*AVAILABLE DATA:*
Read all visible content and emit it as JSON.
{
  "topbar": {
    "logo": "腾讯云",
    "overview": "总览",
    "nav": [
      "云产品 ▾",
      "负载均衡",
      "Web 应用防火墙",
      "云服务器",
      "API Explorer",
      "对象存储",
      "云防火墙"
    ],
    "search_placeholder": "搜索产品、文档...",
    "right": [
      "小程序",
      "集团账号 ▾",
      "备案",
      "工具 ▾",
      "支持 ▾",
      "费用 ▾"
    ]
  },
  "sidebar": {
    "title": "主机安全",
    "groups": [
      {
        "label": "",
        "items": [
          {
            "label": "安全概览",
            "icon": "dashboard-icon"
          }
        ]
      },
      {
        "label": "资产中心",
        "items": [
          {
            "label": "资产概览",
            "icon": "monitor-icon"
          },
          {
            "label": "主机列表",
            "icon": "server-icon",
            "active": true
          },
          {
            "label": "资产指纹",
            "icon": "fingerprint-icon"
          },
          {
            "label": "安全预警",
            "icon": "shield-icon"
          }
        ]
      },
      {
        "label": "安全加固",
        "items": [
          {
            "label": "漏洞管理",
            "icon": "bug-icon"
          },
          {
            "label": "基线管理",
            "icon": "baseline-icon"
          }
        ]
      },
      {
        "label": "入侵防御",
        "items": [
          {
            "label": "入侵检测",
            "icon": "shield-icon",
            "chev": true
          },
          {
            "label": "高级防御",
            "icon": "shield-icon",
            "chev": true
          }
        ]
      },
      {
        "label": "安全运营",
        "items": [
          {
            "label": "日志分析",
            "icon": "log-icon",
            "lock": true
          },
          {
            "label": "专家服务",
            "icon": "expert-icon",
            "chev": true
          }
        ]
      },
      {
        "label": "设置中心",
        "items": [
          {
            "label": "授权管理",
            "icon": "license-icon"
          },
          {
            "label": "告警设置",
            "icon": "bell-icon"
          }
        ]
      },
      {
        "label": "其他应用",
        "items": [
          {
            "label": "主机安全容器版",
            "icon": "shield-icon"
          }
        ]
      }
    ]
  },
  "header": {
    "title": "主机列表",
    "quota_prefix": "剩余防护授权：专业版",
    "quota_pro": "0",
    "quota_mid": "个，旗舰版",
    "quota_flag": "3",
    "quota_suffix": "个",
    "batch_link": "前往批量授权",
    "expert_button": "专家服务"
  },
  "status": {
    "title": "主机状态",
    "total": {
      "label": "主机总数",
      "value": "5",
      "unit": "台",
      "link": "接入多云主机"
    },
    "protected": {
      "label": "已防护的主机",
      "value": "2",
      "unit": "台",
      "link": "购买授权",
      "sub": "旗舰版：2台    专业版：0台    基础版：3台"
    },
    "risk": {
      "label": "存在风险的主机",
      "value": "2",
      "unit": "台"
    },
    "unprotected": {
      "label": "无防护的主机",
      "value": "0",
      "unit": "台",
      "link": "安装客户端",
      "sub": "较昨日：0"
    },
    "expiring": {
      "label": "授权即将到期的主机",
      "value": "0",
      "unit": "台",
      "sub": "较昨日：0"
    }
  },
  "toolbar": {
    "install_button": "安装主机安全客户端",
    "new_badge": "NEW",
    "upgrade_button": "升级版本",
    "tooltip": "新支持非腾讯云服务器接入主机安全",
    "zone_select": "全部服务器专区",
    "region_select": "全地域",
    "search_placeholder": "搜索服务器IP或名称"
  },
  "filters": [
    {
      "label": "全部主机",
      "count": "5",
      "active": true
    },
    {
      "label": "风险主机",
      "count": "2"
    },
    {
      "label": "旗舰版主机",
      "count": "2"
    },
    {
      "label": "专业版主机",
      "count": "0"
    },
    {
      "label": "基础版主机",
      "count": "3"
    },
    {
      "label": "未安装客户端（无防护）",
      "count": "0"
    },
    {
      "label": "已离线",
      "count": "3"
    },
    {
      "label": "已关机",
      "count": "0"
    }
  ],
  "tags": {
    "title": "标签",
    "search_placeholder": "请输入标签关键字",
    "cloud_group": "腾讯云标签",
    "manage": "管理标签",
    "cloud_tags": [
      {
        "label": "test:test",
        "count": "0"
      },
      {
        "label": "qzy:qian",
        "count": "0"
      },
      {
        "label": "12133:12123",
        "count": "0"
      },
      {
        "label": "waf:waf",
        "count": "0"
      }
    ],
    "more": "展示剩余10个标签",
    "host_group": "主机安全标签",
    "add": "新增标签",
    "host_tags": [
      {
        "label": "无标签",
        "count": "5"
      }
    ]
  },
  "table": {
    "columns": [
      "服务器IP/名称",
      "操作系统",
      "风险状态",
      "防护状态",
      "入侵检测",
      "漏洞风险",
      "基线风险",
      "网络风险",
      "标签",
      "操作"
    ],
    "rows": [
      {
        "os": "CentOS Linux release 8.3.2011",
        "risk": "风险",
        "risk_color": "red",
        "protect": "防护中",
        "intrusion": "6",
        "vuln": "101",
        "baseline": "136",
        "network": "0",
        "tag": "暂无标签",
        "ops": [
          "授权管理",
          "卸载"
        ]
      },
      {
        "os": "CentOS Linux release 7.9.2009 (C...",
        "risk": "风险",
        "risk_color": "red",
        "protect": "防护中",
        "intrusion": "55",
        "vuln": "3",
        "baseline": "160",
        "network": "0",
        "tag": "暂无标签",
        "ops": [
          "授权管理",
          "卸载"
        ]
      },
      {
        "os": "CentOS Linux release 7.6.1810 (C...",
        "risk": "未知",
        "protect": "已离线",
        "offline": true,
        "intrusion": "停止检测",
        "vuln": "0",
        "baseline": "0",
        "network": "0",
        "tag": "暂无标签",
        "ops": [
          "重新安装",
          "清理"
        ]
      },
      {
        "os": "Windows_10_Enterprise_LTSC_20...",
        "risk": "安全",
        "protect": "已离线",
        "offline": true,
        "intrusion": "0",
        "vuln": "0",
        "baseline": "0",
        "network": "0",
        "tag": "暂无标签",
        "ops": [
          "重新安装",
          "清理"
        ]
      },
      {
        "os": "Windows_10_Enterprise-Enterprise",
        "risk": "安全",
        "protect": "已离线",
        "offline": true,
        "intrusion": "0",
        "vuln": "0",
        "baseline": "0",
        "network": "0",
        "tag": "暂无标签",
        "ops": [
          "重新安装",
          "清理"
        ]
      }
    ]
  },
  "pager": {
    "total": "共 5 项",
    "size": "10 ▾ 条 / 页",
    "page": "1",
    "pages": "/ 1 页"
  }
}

*REQUIRED TASK:* Gather all the lines that include the word "intrusion" and copy them out.

*COMPLETE RESPONSE:*
        "intrusion": "6",
        "intrusion": "55",
        "intrusion": "停止检测",
        "intrusion": "0",
        "intrusion": "0",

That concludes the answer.